● **TEXT PROVIDED**:
The next step in the trial protocol is providing non-pharmacological advice and education, followed by prescribing antibiotic treatment “if required”.
The first line medication is a course of trimethoprim 300mg, second line is nitrofurantoin and third line is cefalexin.
When WA recently kicked off its own pharmacist prescribing trial it chose nitrofurantoin as the first-line antibiotic at the suggestion of the AMA, which cited recent urine E. coli antibiograms that point to nitrofurantoin as being the most effective antibiotic for empirical therapy in community acquired UTIs.
Bond University evidence-based medicine researcher and GP Professor Paul Glasziou told TMR that he was concerned about rising antibiotic resistance.
“We’ve seen in the UK, for example, that a change in which antibiotic you’re prescribing leads to change in what the local resistance patterns are,” he said.
“By overprescribing trimethoprim or nitrofurantoin or whatever you’re prescribing, you’ll get an increase in resistance to that particular antibiotic.”
At the conclusion of the consultation, pharmacists are instructed to document the consult in MedAdvisor and loop in the patient’s usual GP.
The ANZCTR listing also revealed that the trial’s primary outcome is self-reported seven-day symptom-free rate, which will be collected via a direct SMS, email or phone call from the researchers to the patient.
Data on pharmacist adherence to the protocol will also be collected and assessed every second month.

● **INFORMATION**:
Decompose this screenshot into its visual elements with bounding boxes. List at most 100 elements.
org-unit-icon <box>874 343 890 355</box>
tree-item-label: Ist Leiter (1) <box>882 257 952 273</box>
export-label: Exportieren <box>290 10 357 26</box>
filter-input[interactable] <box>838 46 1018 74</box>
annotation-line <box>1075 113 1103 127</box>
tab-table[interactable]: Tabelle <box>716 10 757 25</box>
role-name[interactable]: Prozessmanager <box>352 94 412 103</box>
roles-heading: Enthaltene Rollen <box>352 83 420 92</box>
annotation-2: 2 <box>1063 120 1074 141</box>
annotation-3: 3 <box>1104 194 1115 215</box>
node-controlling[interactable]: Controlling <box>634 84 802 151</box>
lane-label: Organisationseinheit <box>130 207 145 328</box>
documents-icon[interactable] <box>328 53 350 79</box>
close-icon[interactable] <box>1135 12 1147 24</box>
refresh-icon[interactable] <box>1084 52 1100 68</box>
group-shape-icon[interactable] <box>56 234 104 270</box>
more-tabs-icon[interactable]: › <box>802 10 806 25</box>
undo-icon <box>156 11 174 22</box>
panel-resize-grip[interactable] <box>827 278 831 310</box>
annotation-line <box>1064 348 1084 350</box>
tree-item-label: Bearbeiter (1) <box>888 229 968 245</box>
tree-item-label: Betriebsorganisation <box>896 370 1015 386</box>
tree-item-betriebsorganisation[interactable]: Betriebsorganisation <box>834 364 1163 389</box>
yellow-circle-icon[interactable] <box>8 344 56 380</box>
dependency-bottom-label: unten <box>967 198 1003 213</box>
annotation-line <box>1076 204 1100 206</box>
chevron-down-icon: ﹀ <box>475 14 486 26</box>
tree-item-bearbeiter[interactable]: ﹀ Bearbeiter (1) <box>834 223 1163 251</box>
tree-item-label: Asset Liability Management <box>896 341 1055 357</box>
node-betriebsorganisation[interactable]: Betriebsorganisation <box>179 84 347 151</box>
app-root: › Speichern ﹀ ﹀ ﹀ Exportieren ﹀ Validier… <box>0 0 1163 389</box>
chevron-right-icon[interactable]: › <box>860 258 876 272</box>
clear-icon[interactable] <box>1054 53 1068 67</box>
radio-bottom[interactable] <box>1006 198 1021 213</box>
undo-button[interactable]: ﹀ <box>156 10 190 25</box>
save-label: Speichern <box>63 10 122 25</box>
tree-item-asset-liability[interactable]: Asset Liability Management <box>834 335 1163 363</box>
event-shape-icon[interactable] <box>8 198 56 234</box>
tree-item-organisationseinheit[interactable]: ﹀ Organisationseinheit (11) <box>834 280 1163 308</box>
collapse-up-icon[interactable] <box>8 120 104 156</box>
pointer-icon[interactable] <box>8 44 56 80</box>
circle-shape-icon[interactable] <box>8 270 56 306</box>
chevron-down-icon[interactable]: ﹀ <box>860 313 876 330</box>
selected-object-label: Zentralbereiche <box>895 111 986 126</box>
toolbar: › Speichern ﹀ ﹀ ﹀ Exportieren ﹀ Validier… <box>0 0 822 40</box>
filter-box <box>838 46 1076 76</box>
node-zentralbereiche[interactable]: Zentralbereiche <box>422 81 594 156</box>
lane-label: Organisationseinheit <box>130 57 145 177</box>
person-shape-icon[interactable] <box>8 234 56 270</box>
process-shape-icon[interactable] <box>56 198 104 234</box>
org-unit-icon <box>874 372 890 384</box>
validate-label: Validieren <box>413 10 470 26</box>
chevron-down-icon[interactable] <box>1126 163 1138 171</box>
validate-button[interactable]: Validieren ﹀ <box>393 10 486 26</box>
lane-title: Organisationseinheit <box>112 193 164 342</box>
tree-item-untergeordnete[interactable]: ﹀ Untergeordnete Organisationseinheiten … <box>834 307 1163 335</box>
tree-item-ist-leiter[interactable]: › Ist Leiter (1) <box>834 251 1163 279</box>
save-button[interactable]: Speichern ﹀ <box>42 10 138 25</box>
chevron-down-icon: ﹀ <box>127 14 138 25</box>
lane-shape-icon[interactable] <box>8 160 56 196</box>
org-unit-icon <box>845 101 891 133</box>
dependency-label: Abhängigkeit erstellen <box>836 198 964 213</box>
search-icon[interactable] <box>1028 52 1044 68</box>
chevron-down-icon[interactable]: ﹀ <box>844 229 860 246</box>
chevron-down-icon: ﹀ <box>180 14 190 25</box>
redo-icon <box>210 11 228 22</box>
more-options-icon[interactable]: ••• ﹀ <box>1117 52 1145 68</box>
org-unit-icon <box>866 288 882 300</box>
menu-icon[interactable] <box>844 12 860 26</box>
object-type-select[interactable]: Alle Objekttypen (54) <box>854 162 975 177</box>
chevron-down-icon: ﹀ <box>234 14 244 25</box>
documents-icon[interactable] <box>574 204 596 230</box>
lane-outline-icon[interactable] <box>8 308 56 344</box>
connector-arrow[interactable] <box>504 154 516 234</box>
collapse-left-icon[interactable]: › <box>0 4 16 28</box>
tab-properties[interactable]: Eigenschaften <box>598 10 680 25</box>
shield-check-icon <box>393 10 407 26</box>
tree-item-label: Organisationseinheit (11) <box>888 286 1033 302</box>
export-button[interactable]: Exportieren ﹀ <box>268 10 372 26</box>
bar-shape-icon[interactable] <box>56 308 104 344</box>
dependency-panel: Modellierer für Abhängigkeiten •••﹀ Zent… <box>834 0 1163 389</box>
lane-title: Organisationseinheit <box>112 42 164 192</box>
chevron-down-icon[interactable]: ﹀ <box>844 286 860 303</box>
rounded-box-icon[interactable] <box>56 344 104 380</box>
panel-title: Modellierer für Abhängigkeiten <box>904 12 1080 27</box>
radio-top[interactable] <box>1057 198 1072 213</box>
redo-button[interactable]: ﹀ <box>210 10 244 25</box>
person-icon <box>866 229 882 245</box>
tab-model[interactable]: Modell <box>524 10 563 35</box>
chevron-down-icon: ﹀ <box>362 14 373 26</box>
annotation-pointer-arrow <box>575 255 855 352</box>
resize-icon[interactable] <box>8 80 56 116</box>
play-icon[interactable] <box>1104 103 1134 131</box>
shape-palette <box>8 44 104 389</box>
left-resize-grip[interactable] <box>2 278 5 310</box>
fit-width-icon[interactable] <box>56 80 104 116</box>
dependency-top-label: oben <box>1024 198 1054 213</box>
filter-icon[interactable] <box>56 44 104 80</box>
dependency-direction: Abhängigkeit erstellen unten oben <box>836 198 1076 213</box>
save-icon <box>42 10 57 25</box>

● **HOW TO COMPLETE THIS TASK**: Could you copy, word for word, the part of the pharmacist prescribing trial text above starting at "The next step" and ending at "rising antibiotic resistance."?

● **PROBLEM SOLUTION**:
The next step in the trial protocol is providing non-pharmacological advice and education, followed by prescribing antibiotic treatment “if required”.
The first line medication is a course of trimethoprim 300mg, second line is nitrofurantoin and third line is cefalexin.
When WA recently kicked off its own pharmacist prescribing trial it chose nitrofurantoin as the first-line antibiotic at the suggestion of the AMA, which cited recent urine E. coli antibiograms that point to nitrofurantoin as being the most effective antibiotic for empirical therapy in community acquired UTIs.
Bond University evidence-based medicine researcher and GP Professor Paul Glasziou told TMR that he was concerned about rising antibiotic resistance.